- [Exercise goal]: Check each line of the records for "cals"; collect those that have it.

========================================

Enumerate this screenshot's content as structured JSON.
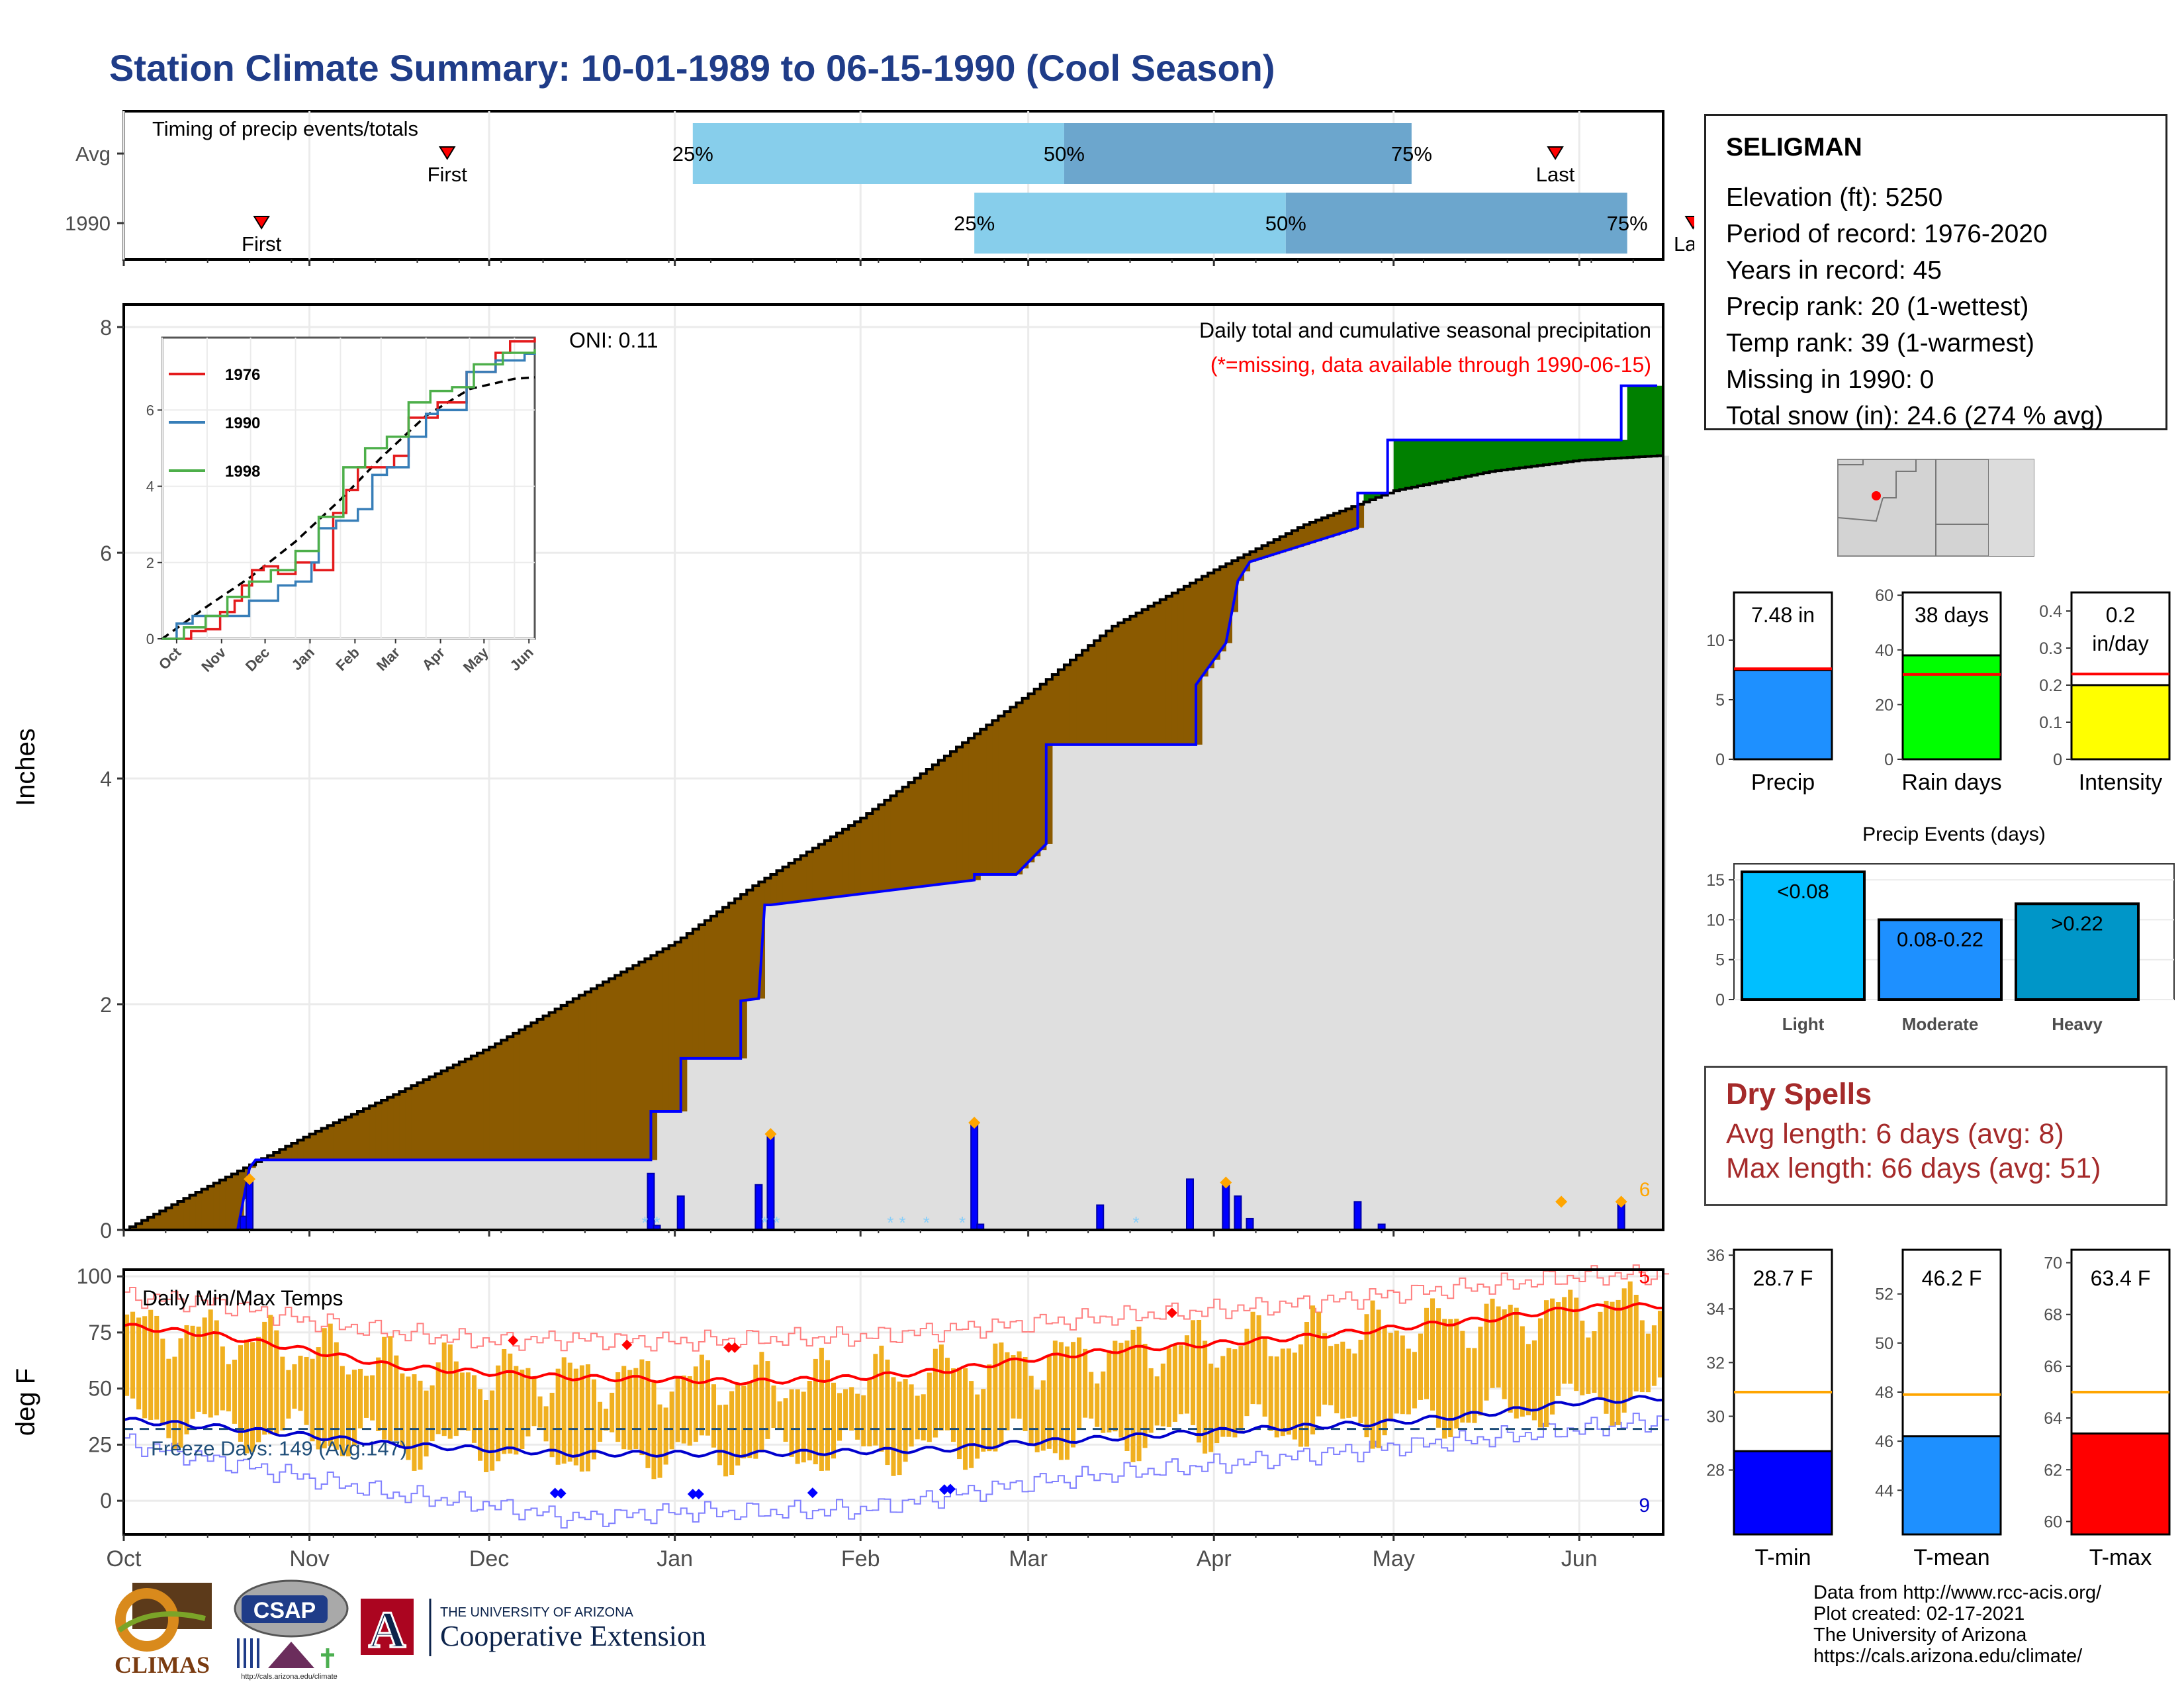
{
  "title": "Station Climate Summary: 10-01-1989 to 06-15-1990 (Cool Season)",
  "station": {
    "name": "SELIGMAN",
    "lines": [
      "Elevation (ft): 5250",
      "Period of record: 1976-2020",
      "Years in record: 45",
      "Precip rank: 20 (1-wettest)",
      "Temp rank: 39 (1-warmest)",
      "Missing in 1990: 0",
      "Total snow (in): 24.6 (274 % avg)"
    ]
  },
  "timing": {
    "title": "Timing of precip events/totals",
    "rows": [
      {
        "label": "Avg",
        "first_day": 54,
        "q25_day": 95,
        "q50_day": 157,
        "q75_day": 215,
        "last_day": 239,
        "first_label": "First",
        "last_label": "Last"
      },
      {
        "label": "1990",
        "first_day": 23,
        "q25_day": 142,
        "q50_day": 194,
        "q75_day": 251,
        "last_day": 262,
        "first_label": "First",
        "last_label": "Last"
      }
    ],
    "pct_labels": [
      "25%",
      "50%",
      "75%"
    ]
  },
  "colors": {
    "title": "#1F3C88",
    "cum_obs": "#0000FF",
    "deficit": "#8B5A00",
    "surplus": "#008000",
    "normal_fill": "#DFDFDF",
    "timing_light": "#87CEEB",
    "timing_dark": "#6CA6CD",
    "tmax": "#FF0000",
    "tmin": "#0000CD",
    "temp_bar": "#F0B020",
    "freeze": "#1F4E79",
    "dry_text": "#A52A2A"
  },
  "chart_data": [
    {
      "type": "area",
      "name": "main_precip",
      "ylabel": "Inches",
      "ylim": [
        0,
        8.2
      ],
      "yticks": [
        0,
        2,
        4,
        6,
        8
      ],
      "xlim": [
        0,
        257
      ],
      "month_labels": [
        "Oct",
        "Nov",
        "Dec",
        "Jan",
        "Feb",
        "Mar",
        "Apr",
        "May",
        "Jun"
      ],
      "month_starts": [
        0,
        31,
        61,
        92,
        123,
        151,
        182,
        212,
        243
      ],
      "annotation_oni": "ONI: 0.11",
      "annotation_title": "Daily total and cumulative seasonal precipitation",
      "annotation_missing": "(*=missing, data available through 1990-06-15)",
      "normal_cum": {
        "x": [
          0,
          10,
          20,
          31,
          45,
          61,
          75,
          92,
          105,
          123,
          137,
          151,
          165,
          182,
          197,
          212,
          228,
          243,
          256
        ],
        "y": [
          0,
          0.28,
          0.55,
          0.85,
          1.2,
          1.62,
          2.05,
          2.55,
          3.05,
          3.65,
          4.2,
          4.75,
          5.35,
          5.85,
          6.25,
          6.55,
          6.72,
          6.82,
          6.86
        ]
      },
      "obs_cum": {
        "x": [
          0,
          19,
          21,
          22,
          88,
          88,
          93,
          93,
          103,
          103,
          106,
          107,
          108,
          142,
          142,
          149,
          154,
          154,
          179,
          179,
          184,
          186,
          188,
          206,
          206,
          211,
          211,
          250,
          250,
          256
        ],
        "y": [
          0,
          0,
          0.55,
          0.62,
          0.62,
          1.05,
          1.05,
          1.52,
          1.52,
          2.03,
          2.05,
          2.88,
          2.88,
          3.1,
          3.15,
          3.15,
          3.42,
          4.3,
          4.3,
          4.83,
          5.2,
          5.75,
          5.92,
          6.22,
          6.53,
          6.53,
          7.0,
          7.0,
          7.48,
          7.48
        ]
      },
      "daily_precip": {
        "x": [
          20,
          21,
          88,
          89,
          93,
          106,
          108,
          142,
          143,
          163,
          178,
          184,
          186,
          188,
          206,
          210,
          250
        ],
        "y": [
          0.12,
          0.45,
          0.5,
          0.04,
          0.3,
          0.4,
          0.85,
          0.95,
          0.05,
          0.22,
          0.45,
          0.42,
          0.3,
          0.1,
          0.25,
          0.05,
          0.25
        ]
      },
      "max_flags_x": [
        21,
        108,
        142,
        184,
        240,
        250
      ],
      "snow_marks_x": [
        87,
        89,
        107,
        109,
        128,
        130,
        134,
        140,
        169
      ],
      "end_label": "6"
    },
    {
      "type": "line",
      "name": "inset_cumulative",
      "series": [
        {
          "name": "1976",
          "color": "#E41A1C",
          "x": [
            0,
            20,
            30,
            40,
            50,
            55,
            62,
            70,
            80,
            92,
            105,
            118,
            127,
            135,
            145,
            160,
            170,
            190,
            210,
            230,
            240,
            257
          ],
          "y": [
            0,
            0.2,
            0.25,
            0.7,
            1.0,
            1.4,
            1.8,
            1.9,
            1.7,
            2.0,
            1.8,
            3.3,
            3.9,
            4.5,
            4.5,
            4.8,
            5.8,
            6.2,
            7.0,
            7.5,
            7.8,
            7.9
          ]
        },
        {
          "name": "1990",
          "color": "#377EB8",
          "x": [
            0,
            10,
            21,
            50,
            60,
            70,
            80,
            92,
            103,
            108,
            120,
            135,
            145,
            155,
            170,
            182,
            190,
            210,
            230,
            250,
            257
          ],
          "y": [
            0,
            0.4,
            0.6,
            0.6,
            1.0,
            1.0,
            1.4,
            1.5,
            2.0,
            2.9,
            3.1,
            3.4,
            4.3,
            4.5,
            5.3,
            5.9,
            6.0,
            7.0,
            7.3,
            7.48,
            7.5
          ]
        },
        {
          "name": "1998",
          "color": "#4DAF4A",
          "x": [
            0,
            15,
            30,
            45,
            60,
            75,
            92,
            108,
            125,
            140,
            155,
            170,
            185,
            200,
            215,
            235,
            257
          ],
          "y": [
            0,
            0.3,
            0.6,
            1.1,
            1.5,
            1.8,
            2.3,
            3.2,
            4.5,
            5.0,
            5.3,
            6.2,
            6.5,
            6.6,
            7.2,
            7.5,
            7.6
          ]
        }
      ],
      "normal": {
        "x": [
          0,
          31,
          61,
          92,
          123,
          151,
          182,
          212,
          243,
          257
        ],
        "y": [
          0,
          0.85,
          1.62,
          2.55,
          3.65,
          4.75,
          5.85,
          6.55,
          6.82,
          6.86
        ]
      },
      "ylim": [
        0,
        7.9
      ],
      "yticks": [
        0,
        2,
        4,
        6
      ],
      "month_labels": [
        "Oct",
        "Nov",
        "Dec",
        "Jan",
        "Feb",
        "Mar",
        "Apr",
        "May",
        "Jun"
      ]
    },
    {
      "type": "bar",
      "name": "temps",
      "title": "Daily Min/Max Temps",
      "ylabel": "deg F",
      "ylim": [
        -15,
        103
      ],
      "yticks": [
        0,
        25,
        50,
        75,
        100
      ],
      "freeze_label": "Freeze Days: 149 (Avg:147)",
      "freeze_level": 32,
      "avg_max": {
        "x": [
          0,
          15,
          31,
          45,
          61,
          75,
          92,
          105,
          123,
          137,
          151,
          165,
          182,
          197,
          212,
          228,
          243,
          257
        ],
        "y": [
          78,
          74,
          67,
          60,
          57,
          55,
          54,
          53,
          55,
          58,
          63,
          67,
          70,
          73,
          77,
          81,
          86,
          87
        ]
      },
      "avg_min": {
        "x": [
          0,
          15,
          31,
          45,
          61,
          75,
          92,
          105,
          123,
          137,
          151,
          165,
          182,
          197,
          212,
          228,
          243,
          257
        ],
        "y": [
          36,
          33,
          29,
          25,
          23,
          21,
          21,
          21,
          22,
          23,
          26,
          28,
          31,
          33,
          35,
          39,
          44,
          46
        ]
      },
      "rec_max": {
        "x": [
          0,
          15,
          31,
          45,
          61,
          75,
          92,
          105,
          123,
          137,
          151,
          165,
          182,
          197,
          212,
          228,
          243,
          257
        ],
        "y": [
          91,
          88,
          80,
          75,
          71,
          72,
          71,
          72,
          73,
          76,
          79,
          82,
          85,
          88,
          92,
          96,
          100,
          101
        ]
      },
      "rec_min": {
        "x": [
          0,
          15,
          31,
          45,
          61,
          75,
          92,
          105,
          123,
          137,
          151,
          165,
          182,
          197,
          212,
          228,
          243,
          257
        ],
        "y": [
          26,
          18,
          10,
          3,
          -2,
          -8,
          -5,
          -5,
          -4,
          2,
          8,
          12,
          16,
          20,
          24,
          28,
          32,
          36
        ]
      },
      "max_record_x": [
        65,
        84,
        101,
        102,
        175
      ],
      "min_record_x": [
        72,
        73,
        95,
        96,
        115,
        137,
        138
      ],
      "label_top": "5",
      "label_bottom": "9"
    },
    {
      "type": "bar",
      "name": "totals",
      "panels": [
        {
          "label": "Precip",
          "value": 7.48,
          "normal": 7.6,
          "ylim": [
            0,
            14
          ],
          "yticks": [
            0,
            5,
            10
          ],
          "value_label": "7.48 in",
          "color": "#1E90FF"
        },
        {
          "label": "Rain days",
          "value": 38,
          "normal": 31,
          "ylim": [
            0,
            61
          ],
          "yticks": [
            0,
            20,
            40,
            60
          ],
          "value_label": "38 days",
          "color": "#00FF00"
        },
        {
          "label": "Intensity",
          "value": 0.2,
          "normal": 0.23,
          "ylim": [
            0,
            0.45
          ],
          "yticks": [
            0.0,
            0.1,
            0.2,
            0.3,
            0.4
          ],
          "value_label": "0.2 in/day",
          "color": "#FFFF00"
        }
      ]
    },
    {
      "type": "bar",
      "name": "precip_events",
      "title": "Precip Events (days)",
      "categories": [
        "Light",
        "Moderate",
        "Heavy"
      ],
      "bar_labels": [
        "<0.08",
        "0.08-0.22",
        ">0.22"
      ],
      "values": [
        16,
        10,
        12
      ],
      "ylim": [
        0,
        17
      ],
      "yticks": [
        0,
        5,
        10,
        15
      ],
      "colors": [
        "#00BFFF",
        "#1E90FF",
        "#0096C8"
      ]
    },
    {
      "type": "bar",
      "name": "temp_summary",
      "panels": [
        {
          "label": "T-min",
          "value": 28.7,
          "normal": 30.9,
          "ylim": [
            25.6,
            36.2
          ],
          "yticks": [
            28,
            30,
            32,
            34,
            36
          ],
          "value_label": "28.7 F",
          "color": "#0000FF"
        },
        {
          "label": "T-mean",
          "value": 46.2,
          "normal": 47.9,
          "ylim": [
            42.2,
            53.8
          ],
          "yticks": [
            44,
            46,
            48,
            50,
            52
          ],
          "value_label": "46.2 F",
          "color": "#1E90FF"
        },
        {
          "label": "T-max",
          "value": 63.4,
          "normal": 65.0,
          "ylim": [
            59.5,
            70.5
          ],
          "yticks": [
            60,
            62,
            64,
            66,
            68,
            70
          ],
          "value_label": "63.4 F",
          "color": "#FF0000"
        }
      ]
    }
  ],
  "dry_spells": {
    "title": "Dry Spells",
    "avg": "Avg length: 6 days (avg: 8)",
    "max": "Max length: 66 days (avg: 51)"
  },
  "credits": [
    "Data from http://www.rcc-acis.org/",
    "Plot created: 02-17-2021",
    "The University of Arizona",
    "https://cals.arizona.edu/climate/"
  ],
  "logos": {
    "climas": "CLIMAS",
    "csap": "CSAP",
    "csap_url": "http://cals.arizona.edu/climate",
    "ua_small": "THE UNIVERSITY OF ARIZONA",
    "ua_big": "Cooperative Extension",
    "ua_mark": "A"
  }
}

========================================

- [Written reply]:
    "https://cals.arizona.edu/climate/"
    "csap_url": "http://cals.arizona.edu/climate",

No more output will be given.